>> START
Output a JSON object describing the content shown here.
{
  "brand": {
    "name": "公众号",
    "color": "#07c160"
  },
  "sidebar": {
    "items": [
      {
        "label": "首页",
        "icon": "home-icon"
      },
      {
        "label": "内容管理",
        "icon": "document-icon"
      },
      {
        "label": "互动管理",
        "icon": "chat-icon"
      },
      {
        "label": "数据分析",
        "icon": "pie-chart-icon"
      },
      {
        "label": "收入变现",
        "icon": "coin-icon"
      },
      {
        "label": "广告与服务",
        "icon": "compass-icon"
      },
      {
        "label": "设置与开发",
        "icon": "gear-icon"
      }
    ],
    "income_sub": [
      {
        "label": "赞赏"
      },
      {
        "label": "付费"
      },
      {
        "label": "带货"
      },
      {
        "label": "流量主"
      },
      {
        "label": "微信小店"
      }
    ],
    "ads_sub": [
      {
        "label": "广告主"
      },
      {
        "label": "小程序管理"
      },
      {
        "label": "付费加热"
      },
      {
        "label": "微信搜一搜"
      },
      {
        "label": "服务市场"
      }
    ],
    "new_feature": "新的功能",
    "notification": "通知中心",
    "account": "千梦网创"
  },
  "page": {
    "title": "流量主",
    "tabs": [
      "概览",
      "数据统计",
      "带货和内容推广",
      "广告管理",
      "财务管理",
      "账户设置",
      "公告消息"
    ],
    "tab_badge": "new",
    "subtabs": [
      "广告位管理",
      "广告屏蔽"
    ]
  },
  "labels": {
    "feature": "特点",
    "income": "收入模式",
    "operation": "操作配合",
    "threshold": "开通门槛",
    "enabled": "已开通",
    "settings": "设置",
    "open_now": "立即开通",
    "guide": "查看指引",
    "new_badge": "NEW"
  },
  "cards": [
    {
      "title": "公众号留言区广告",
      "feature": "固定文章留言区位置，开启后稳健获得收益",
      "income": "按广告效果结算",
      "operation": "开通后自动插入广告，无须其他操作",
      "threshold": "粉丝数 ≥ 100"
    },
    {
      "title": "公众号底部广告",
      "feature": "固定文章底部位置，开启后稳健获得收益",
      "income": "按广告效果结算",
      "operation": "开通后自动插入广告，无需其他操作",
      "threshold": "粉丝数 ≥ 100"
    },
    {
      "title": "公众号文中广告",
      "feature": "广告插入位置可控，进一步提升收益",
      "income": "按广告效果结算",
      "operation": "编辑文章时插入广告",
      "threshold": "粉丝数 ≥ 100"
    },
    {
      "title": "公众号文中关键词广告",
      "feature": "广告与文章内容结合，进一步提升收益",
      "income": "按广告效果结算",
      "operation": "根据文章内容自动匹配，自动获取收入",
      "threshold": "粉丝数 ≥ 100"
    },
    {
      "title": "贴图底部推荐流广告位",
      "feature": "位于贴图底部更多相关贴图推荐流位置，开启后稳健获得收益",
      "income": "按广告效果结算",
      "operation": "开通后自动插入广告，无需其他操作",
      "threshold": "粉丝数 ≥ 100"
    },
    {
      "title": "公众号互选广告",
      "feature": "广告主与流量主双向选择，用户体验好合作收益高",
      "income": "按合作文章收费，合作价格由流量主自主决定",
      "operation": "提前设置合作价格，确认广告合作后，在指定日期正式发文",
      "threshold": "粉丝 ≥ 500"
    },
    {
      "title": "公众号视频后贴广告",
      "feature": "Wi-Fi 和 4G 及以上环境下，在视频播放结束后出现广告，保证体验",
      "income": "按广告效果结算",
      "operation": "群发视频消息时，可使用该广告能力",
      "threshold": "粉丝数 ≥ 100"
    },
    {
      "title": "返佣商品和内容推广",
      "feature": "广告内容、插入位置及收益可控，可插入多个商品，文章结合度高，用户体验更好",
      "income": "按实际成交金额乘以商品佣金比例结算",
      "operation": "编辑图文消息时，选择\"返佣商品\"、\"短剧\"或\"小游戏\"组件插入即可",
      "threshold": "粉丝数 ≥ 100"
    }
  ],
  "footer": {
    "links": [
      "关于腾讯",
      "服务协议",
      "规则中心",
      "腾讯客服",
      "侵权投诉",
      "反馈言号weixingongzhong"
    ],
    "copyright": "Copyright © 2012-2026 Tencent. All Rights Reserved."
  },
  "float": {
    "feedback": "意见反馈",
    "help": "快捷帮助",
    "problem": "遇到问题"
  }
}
>> END
## Objective
Your task is to reproduce all of the records exactly.

## Task answer
Output a JSON object describing the content shown here.
{
  "brand": {
    "name": "公众号",
    "color": "#07c160"
  },
  "sidebar": {
    "items": [
      {
        "label": "首页",
        "icon": "home-icon"
      },
      {
        "label": "内容管理",
        "icon": "document-icon"
      },
      {
        "label": "互动管理",
        "icon": "chat-icon"
      },
      {
        "label": "数据分析",
        "icon": "pie-chart-icon"
      },
      {
        "label": "收入变现",
        "icon": "coin-icon"
      },
      {
        "label": "广告与服务",
        "icon": "compass-icon"
      },
      {
        "label": "设置与开发",
        "icon": "gear-icon"
      }
    ],
    "income_sub": [
      {
        "label": "赞赏"
      },
      {
        "label": "付费"
      },
      {
        "label": "带货"
      },
      {
        "label": "流量主"
      },
      {
        "label": "微信小店"
      }
    ],
    "ads_sub": [
      {
        "label": "广告主"
      },
      {
        "label": "小程序管理"
      },
      {
        "label": "付费加热"
      },
      {
        "label": "微信搜一搜"
      },
      {
        "label": "服务市场"
      }
    ],
    "new_feature": "新的功能",
    "notification": "通知中心",
    "account": "千梦网创"
  },
  "page": {
    "title": "流量主",
    "tabs": [
      "概览",
      "数据统计",
      "带货和内容推广",
      "广告管理",
      "财务管理",
      "账户设置",
      "公告消息"
    ],
    "tab_badge": "new",
    "subtabs": [
      "广告位管理",
      "广告屏蔽"
    ]
  },
  "labels": {
    "feature": "特点",
    "income": "收入模式",
    "operation": "操作配合",
    "threshold": "开通门槛",
    "enabled": "已开通",
    "settings": "设置",
    "open_now": "立即开通",
    "guide": "查看指引",
    "new_badge": "NEW"
  },
  "cards": [
    {
      "title": "公众号留言区广告",
      "feature": "固定文章留言区位置，开启后稳健获得收益",
      "income": "按广告效果结算",
      "operation": "开通后自动插入广告，无须其他操作",
      "threshold": "粉丝数 ≥ 100"
    },
    {
      "title": "公众号底部广告",
      "feature": "固定文章底部位置，开启后稳健获得收益",
      "income": "按广告效果结算",
      "operation": "开通后自动插入广告，无需其他操作",
      "threshold": "粉丝数 ≥ 100"
    },
    {
      "title": "公众号文中广告",
      "feature": "广告插入位置可控，进一步提升收益",
      "income": "按广告效果结算",
      "operation": "编辑文章时插入广告",
      "threshold": "粉丝数 ≥ 100"
    },
    {
      "title": "公众号文中关键词广告",
      "feature": "广告与文章内容结合，进一步提升收益",
      "income": "按广告效果结算",
      "operation": "根据文章内容自动匹配，自动获取收入",
      "threshold": "粉丝数 ≥ 100"
    },
    {
      "title": "贴图底部推荐流广告位",
      "feature": "位于贴图底部更多相关贴图推荐流位置，开启后稳健获得收益",
      "income": "按广告效果结算",
      "operation": "开通后自动插入广告，无需其他操作",
      "threshold": "粉丝数 ≥ 100"
    },
    {
      "title": "公众号互选广告",
      "feature": "广告主与流量主双向选择，用户体验好合作收益高",
      "income": "按合作文章收费，合作价格由流量主自主决定",
      "operation": "提前设置合作价格，确认广告合作后，在指定日期正式发文",
      "threshold": "粉丝 ≥ 500"
    },
    {
      "title": "公众号视频后贴广告",
      "feature": "Wi-Fi 和 4G 及以上环境下，在视频播放结束后出现广告，保证体验",
      "income": "按广告效果结算",
      "operation": "群发视频消息时，可使用该广告能力",
      "threshold": "粉丝数 ≥ 100"
    },
    {
      "title": "返佣商品和内容推广",
      "feature": "广告内容、插入位置及收益可控，可插入多个商品，文章结合度高，用户体验更好",
      "income": "按实际成交金额乘以商品佣金比例结算",
      "operation": "编辑图文消息时，选择\"返佣商品\"、\"短剧\"或\"小游戏\"组件插入即可",
      "threshold": "粉丝数 ≥ 100"
    }
  ],
  "footer": {
    "links": [
      "关于腾讯",
      "服务协议",
      "规则中心",
      "腾讯客服",
      "侵权投诉",
      "反馈言号weixingongzhong"
    ],
    "copyright": "Copyright © 2012-2026 Tencent. All Rights Reserved."
  },
  "float": {
    "feedback": "意见反馈",
    "help": "快捷帮助",
    "problem": "遇到问题"
  }
}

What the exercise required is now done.